● SET TASK:
Pick out each line in these entries that contains the string "Member".
┌──
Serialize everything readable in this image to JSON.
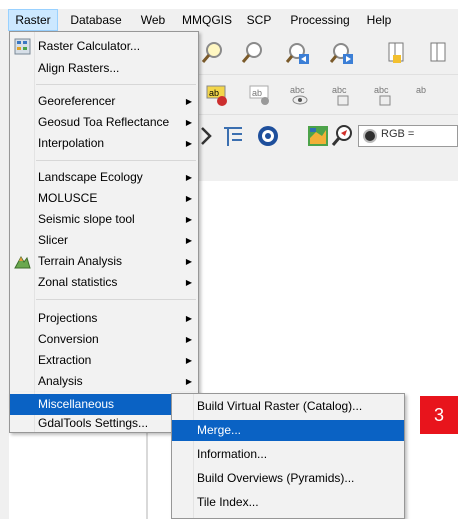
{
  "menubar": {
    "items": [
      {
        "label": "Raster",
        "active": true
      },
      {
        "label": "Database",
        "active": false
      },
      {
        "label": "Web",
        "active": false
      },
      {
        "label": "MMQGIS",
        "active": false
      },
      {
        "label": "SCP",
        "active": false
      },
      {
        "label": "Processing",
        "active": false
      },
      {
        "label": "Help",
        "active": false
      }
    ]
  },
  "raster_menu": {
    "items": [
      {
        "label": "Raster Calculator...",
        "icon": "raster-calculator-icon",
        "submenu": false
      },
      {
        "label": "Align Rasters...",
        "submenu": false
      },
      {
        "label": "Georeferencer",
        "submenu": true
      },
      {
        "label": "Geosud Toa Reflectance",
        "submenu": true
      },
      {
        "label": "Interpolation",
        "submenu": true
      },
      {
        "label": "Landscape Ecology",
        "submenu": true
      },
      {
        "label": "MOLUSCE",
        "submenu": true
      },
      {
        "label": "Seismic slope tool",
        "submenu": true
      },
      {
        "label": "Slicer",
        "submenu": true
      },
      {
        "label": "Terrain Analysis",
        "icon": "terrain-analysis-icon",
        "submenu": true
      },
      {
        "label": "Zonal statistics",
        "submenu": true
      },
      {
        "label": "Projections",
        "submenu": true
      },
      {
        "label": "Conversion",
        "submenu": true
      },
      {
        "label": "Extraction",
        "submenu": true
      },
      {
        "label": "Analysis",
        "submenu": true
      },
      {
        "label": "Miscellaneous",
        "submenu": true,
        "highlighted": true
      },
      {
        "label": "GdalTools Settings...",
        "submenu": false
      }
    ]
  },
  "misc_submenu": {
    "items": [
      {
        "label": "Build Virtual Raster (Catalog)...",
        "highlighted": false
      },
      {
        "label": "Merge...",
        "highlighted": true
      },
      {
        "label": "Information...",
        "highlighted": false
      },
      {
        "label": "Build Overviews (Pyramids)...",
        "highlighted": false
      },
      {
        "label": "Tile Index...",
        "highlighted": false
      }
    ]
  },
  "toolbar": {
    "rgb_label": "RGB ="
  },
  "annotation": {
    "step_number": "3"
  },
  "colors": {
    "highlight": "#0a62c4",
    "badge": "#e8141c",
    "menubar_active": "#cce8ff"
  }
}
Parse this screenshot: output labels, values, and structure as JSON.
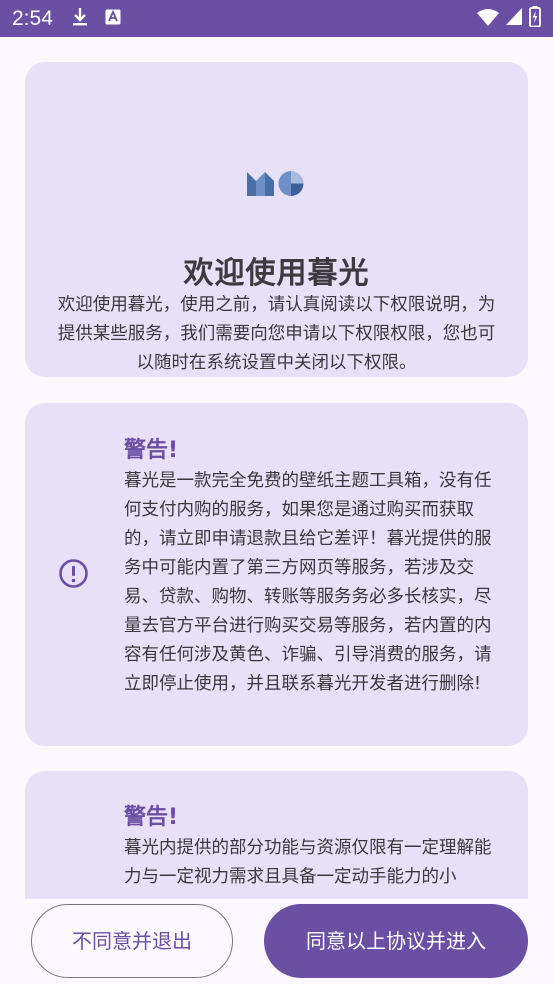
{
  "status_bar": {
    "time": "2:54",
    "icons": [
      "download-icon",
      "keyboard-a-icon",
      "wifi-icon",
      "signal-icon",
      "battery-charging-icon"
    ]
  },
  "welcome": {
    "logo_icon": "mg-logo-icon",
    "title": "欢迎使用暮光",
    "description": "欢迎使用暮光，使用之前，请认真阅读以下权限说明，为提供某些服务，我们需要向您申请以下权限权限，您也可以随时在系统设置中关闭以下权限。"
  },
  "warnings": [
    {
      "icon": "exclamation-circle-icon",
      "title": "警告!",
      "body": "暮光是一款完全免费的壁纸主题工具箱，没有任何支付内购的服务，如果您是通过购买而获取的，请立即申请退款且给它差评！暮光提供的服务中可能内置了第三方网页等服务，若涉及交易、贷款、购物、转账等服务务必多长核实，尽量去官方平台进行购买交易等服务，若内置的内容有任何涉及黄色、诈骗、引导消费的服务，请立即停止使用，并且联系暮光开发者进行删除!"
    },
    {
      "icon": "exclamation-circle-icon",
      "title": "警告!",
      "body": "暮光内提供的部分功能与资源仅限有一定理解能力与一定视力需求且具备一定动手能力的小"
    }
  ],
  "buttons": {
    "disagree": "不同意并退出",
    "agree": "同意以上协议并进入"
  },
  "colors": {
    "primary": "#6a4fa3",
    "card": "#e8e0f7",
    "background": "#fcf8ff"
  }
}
└──
┌──
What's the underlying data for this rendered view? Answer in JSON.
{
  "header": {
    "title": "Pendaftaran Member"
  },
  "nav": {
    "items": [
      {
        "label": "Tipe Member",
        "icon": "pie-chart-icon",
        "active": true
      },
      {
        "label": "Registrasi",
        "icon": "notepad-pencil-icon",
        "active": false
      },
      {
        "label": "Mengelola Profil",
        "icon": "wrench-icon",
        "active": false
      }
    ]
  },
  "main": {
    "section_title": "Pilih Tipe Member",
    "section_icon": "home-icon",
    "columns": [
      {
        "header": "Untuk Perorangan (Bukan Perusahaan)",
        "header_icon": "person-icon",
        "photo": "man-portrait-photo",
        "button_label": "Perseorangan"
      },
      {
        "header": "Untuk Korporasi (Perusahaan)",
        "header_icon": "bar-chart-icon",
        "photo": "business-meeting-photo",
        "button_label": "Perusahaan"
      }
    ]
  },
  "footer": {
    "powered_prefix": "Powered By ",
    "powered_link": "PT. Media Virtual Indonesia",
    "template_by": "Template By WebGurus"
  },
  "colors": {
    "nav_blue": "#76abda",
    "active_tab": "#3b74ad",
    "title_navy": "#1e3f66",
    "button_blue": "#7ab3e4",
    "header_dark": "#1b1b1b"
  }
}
└──
● ANSWER TO THE EXERCISE:
    "title": "Pendaftaran Member"
        "label": "Tipe Member",
    "section_title": "Pilih Tipe Member",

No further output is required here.